[Data excerpts]
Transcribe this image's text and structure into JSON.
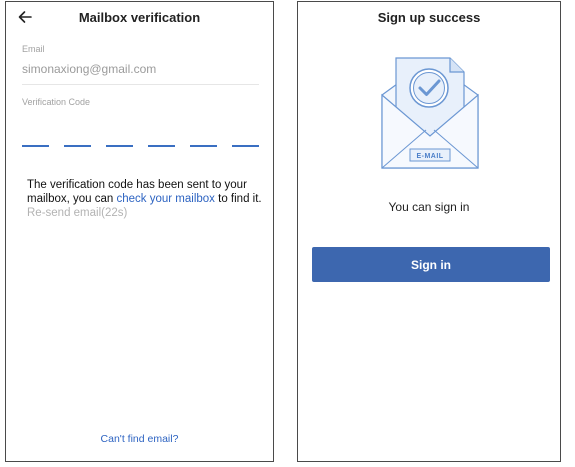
{
  "verification_screen": {
    "title": "Mailbox verification",
    "back_icon": "back-arrow-icon",
    "email": {
      "label": "Email",
      "value": "simonaxiong@gmail.com"
    },
    "code": {
      "label": "Verification Code",
      "digits": [
        "",
        "",
        "",
        "",
        "",
        ""
      ]
    },
    "message": {
      "text_before_link": "The verification code has been sent to your mailbox, you can ",
      "link_text": "check your mailbox",
      "text_after_link": " to find it. ",
      "resend_text": "Re-send email(22s)"
    },
    "cant_find_link": "Can't find email?"
  },
  "success_screen": {
    "title": "Sign up success",
    "illustration": {
      "icon": "email-check-icon",
      "label": "E-MAIL"
    },
    "message": "You can sign in",
    "sign_in_button": "Sign in"
  },
  "colors": {
    "accent_link": "#2e64c2",
    "button_bg": "#3d67af",
    "code_slot": "#3a6fc2",
    "illustration_fill": "#e8f0fb",
    "illustration_stroke": "#6b97d3"
  }
}
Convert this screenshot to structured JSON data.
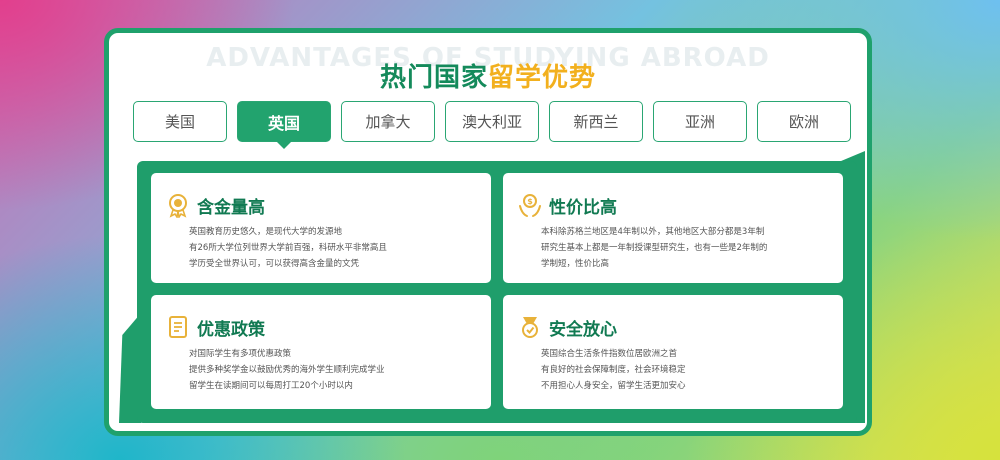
{
  "page": {
    "bg_title": "ADVANTAGES OF STUDYING ABROAD",
    "title_part1": "热门国家",
    "title_part2": "留学优势"
  },
  "tabs": [
    {
      "label": "美国",
      "active": false
    },
    {
      "label": "英国",
      "active": true
    },
    {
      "label": "加拿大",
      "active": false
    },
    {
      "label": "澳大利亚",
      "active": false
    },
    {
      "label": "新西兰",
      "active": false
    },
    {
      "label": "亚洲",
      "active": false
    },
    {
      "label": "欧洲",
      "active": false
    }
  ],
  "cards": [
    {
      "icon": "medal-icon",
      "title": "含金量高",
      "lines": [
        "英国教育历史悠久，是现代大学的发源地",
        "有26所大学位列世界大学前百强，科研水平非常高且",
        "学历受全世界认可，可以获得高含金量的文凭"
      ]
    },
    {
      "icon": "money-hands-icon",
      "title": "性价比高",
      "lines": [
        "本科除苏格兰地区是4年制以外，其他地区大部分都是3年制",
        "研究生基本上都是一年制授课型研究生，也有一些是2年制的",
        "学制短，性价比高"
      ]
    },
    {
      "icon": "document-icon",
      "title": "优惠政策",
      "lines": [
        "对国际学生有多项优惠政策",
        "提供多种奖学金以鼓励优秀的海外学生顺利完成学业",
        "留学生在读期间可以每周打工20个小时以内"
      ]
    },
    {
      "icon": "safety-medal-icon",
      "title": "安全放心",
      "lines": [
        "英国综合生活条件指数位居欧洲之首",
        "有良好的社会保障制度，社会环境稳定",
        "不用担心人身安全，留学生活更加安心"
      ]
    }
  ],
  "colors": {
    "primary_green": "#1fa16c",
    "title_green": "#148a5b",
    "title_gold": "#f2b01e",
    "icon_gold": "#e8b23a"
  }
}
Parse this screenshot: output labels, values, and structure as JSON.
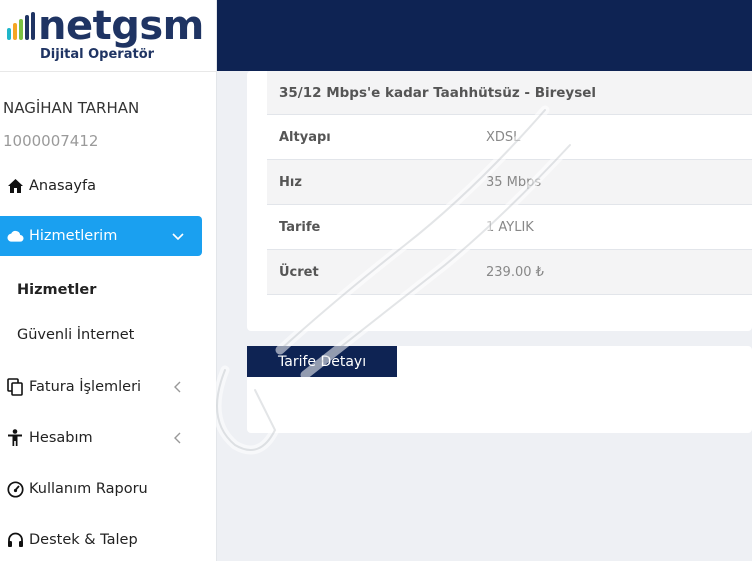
{
  "brand": {
    "logo_text": "netgsm",
    "subtitle": "Dijital Operatör",
    "colors": {
      "navy": "#1f3463",
      "bar_teal": "#1fb6c9",
      "bar_orange": "#f5a623",
      "bar_green": "#7ac142"
    }
  },
  "user": {
    "name": "NAGİHAN TARHAN",
    "id": "1000007412"
  },
  "sidebar": {
    "items": [
      {
        "label": "Anasayfa",
        "icon": "home-icon"
      },
      {
        "label": "Hizmetlerim",
        "icon": "cloud-icon",
        "active": true,
        "chevron": "chevron-down-icon"
      },
      {
        "label": "Fatura İşlemleri",
        "icon": "copy-icon",
        "chevron": "chevron-left-icon"
      },
      {
        "label": "Hesabım",
        "icon": "person-icon",
        "chevron": "chevron-left-icon"
      },
      {
        "label": "Kullanım Raporu",
        "icon": "gauge-icon"
      },
      {
        "label": "Destek & Talep",
        "icon": "headset-icon"
      }
    ],
    "subitems": [
      {
        "label": "Hizmetler",
        "active": true
      },
      {
        "label": "Güvenli İnternet"
      }
    ]
  },
  "service": {
    "title": "35/12 Mbps'e kadar Taahhütsüz - Bireysel",
    "rows": [
      {
        "label": "Altyapı",
        "value": "XDSL"
      },
      {
        "label": "Hız",
        "value": "35 Mbps"
      },
      {
        "label": "Tarife",
        "value": "1 AYLIK"
      },
      {
        "label": "Ücret",
        "value": "239.00 ₺"
      }
    ]
  },
  "actions": {
    "tariff_detail_label": "Tarife Detayı"
  },
  "colors": {
    "topbar": "#0e2353",
    "active_nav": "#1aa0f0",
    "page_bg": "#eef0f4"
  }
}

**Exercise details:**
Each record above must be returned exactly as written, with its pictures omitted.

**Solution for this exercise:**
Transcribe this image's text and structure into JSON.
{
  "verification_screen": {
    "title": "Mailbox verification",
    "back_icon": "back-arrow-icon",
    "email": {
      "label": "Email",
      "value": "simonaxiong@gmail.com"
    },
    "code": {
      "label": "Verification Code",
      "digits": [
        "",
        "",
        "",
        "",
        "",
        ""
      ]
    },
    "message": {
      "text_before_link": "The verification code has been sent to your mailbox, you can ",
      "link_text": "check your mailbox",
      "text_after_link": " to find it. ",
      "resend_text": "Re-send email(22s)"
    },
    "cant_find_link": "Can't find email?"
  },
  "success_screen": {
    "title": "Sign up success",
    "illustration": {
      "icon": "email-check-icon",
      "label": "E-MAIL"
    },
    "message": "You can sign in",
    "sign_in_button": "Sign in"
  },
  "colors": {
    "accent_link": "#2e64c2",
    "button_bg": "#3d67af",
    "code_slot": "#3a6fc2",
    "illustration_fill": "#e8f0fb",
    "illustration_stroke": "#6b97d3"
  }
}
Convert this screenshot to structured JSON data.
{
  "page": {
    "bg_title": "ADVANTAGES OF STUDYING ABROAD",
    "title_part1": "热门国家",
    "title_part2": "留学优势"
  },
  "tabs": [
    {
      "label": "美国",
      "active": false
    },
    {
      "label": "英国",
      "active": true
    },
    {
      "label": "加拿大",
      "active": false
    },
    {
      "label": "澳大利亚",
      "active": false
    },
    {
      "label": "新西兰",
      "active": false
    },
    {
      "label": "亚洲",
      "active": false
    },
    {
      "label": "欧洲",
      "active": false
    }
  ],
  "cards": [
    {
      "icon": "medal-icon",
      "title": "含金量高",
      "lines": [
        "英国教育历史悠久，是现代大学的发源地",
        "有26所大学位列世界大学前百强，科研水平非常高且",
        "学历受全世界认可，可以获得高含金量的文凭"
      ]
    },
    {
      "icon": "money-hands-icon",
      "title": "性价比高",
      "lines": [
        "本科除苏格兰地区是4年制以外，其他地区大部分都是3年制",
        "研究生基本上都是一年制授课型研究生，也有一些是2年制的",
        "学制短，性价比高"
      ]
    },
    {
      "icon": "document-icon",
      "title": "优惠政策",
      "lines": [
        "对国际学生有多项优惠政策",
        "提供多种奖学金以鼓励优秀的海外学生顺利完成学业",
        "留学生在读期间可以每周打工20个小时以内"
      ]
    },
    {
      "icon": "safety-medal-icon",
      "title": "安全放心",
      "lines": [
        "英国综合生活条件指数位居欧洲之首",
        "有良好的社会保障制度，社会环境稳定",
        "不用担心人身安全，留学生活更加安心"
      ]
    }
  ],
  "colors": {
    "primary_green": "#1fa16c",
    "title_green": "#148a5b",
    "title_gold": "#f2b01e",
    "icon_gold": "#e8b23a"
  }
}
Parse this screenshot: output labels, values, and structure as JSON.
{
  "brand": {
    "logo_text": "netgsm",
    "subtitle": "Dijital Operatör",
    "colors": {
      "navy": "#1f3463",
      "bar_teal": "#1fb6c9",
      "bar_orange": "#f5a623",
      "bar_green": "#7ac142"
    }
  },
  "user": {
    "name": "NAGİHAN TARHAN",
    "id": "1000007412"
  },
  "sidebar": {
    "items": [
      {
        "label": "Anasayfa",
        "icon": "home-icon"
      },
      {
        "label": "Hizmetlerim",
        "icon": "cloud-icon",
        "active": true,
        "chevron": "chevron-down-icon"
      },
      {
        "label": "Fatura İşlemleri",
        "icon": "copy-icon",
        "chevron": "chevron-left-icon"
      },
      {
        "label": "Hesabım",
        "icon": "person-icon",
        "chevron": "chevron-left-icon"
      },
      {
        "label": "Kullanım Raporu",
        "icon": "gauge-icon"
      },
      {
        "label": "Destek & Talep",
        "icon": "headset-icon"
      }
    ],
    "subitems": [
      {
        "label": "Hizmetler",
        "active": true
      },
      {
        "label": "Güvenli İnternet"
      }
    ]
  },
  "service": {
    "title": "35/12 Mbps'e kadar Taahhütsüz - Bireysel",
    "rows": [
      {
        "label": "Altyapı",
        "value": "XDSL"
      },
      {
        "label": "Hız",
        "value": "35 Mbps"
      },
      {
        "label": "Tarife",
        "value": "1 AYLIK"
      },
      {
        "label": "Ücret",
        "value": "239.00 ₺"
      }
    ]
  },
  "actions": {
    "tariff_detail_label": "Tarife Detayı"
  },
  "colors": {
    "topbar": "#0e2353",
    "active_nav": "#1aa0f0",
    "page_bg": "#eef0f4"
  }
}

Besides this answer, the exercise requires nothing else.